#### [WRITTEN TASK]
Work out how many lines in the entries contain the string "this", and give nothing but that number.

(Dataset rows about figures)
================

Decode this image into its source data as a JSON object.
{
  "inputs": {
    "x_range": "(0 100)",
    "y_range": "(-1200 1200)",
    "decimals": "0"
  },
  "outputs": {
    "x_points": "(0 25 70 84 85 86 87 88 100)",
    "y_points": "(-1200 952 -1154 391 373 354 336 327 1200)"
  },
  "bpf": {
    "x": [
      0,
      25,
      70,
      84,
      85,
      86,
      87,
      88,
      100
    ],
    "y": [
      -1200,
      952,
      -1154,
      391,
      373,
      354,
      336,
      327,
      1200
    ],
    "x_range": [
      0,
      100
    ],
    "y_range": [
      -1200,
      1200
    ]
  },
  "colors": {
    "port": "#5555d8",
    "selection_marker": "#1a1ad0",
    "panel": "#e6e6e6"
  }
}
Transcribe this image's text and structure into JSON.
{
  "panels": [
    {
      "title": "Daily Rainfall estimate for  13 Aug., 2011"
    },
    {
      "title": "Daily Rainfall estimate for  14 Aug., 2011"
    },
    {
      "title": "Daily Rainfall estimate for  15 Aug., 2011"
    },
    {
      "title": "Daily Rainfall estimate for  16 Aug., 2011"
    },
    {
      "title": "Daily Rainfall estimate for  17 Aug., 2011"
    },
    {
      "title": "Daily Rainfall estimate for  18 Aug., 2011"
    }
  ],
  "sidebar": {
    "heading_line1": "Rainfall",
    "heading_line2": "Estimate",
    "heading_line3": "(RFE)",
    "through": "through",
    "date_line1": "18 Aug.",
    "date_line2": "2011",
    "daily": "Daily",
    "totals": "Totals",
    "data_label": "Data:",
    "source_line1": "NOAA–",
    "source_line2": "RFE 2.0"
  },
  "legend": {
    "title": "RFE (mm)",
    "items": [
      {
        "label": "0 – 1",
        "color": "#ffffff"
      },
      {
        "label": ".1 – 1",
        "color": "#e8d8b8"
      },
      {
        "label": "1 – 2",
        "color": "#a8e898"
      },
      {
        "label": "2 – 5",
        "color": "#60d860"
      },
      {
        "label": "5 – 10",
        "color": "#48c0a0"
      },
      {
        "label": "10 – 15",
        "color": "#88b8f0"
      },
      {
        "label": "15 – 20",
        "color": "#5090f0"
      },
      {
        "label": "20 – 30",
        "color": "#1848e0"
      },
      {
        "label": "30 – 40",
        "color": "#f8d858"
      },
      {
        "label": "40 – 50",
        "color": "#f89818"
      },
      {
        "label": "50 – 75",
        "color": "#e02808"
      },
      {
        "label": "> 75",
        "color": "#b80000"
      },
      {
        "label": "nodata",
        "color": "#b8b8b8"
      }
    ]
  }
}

================

#### [FINISHED TASK]
2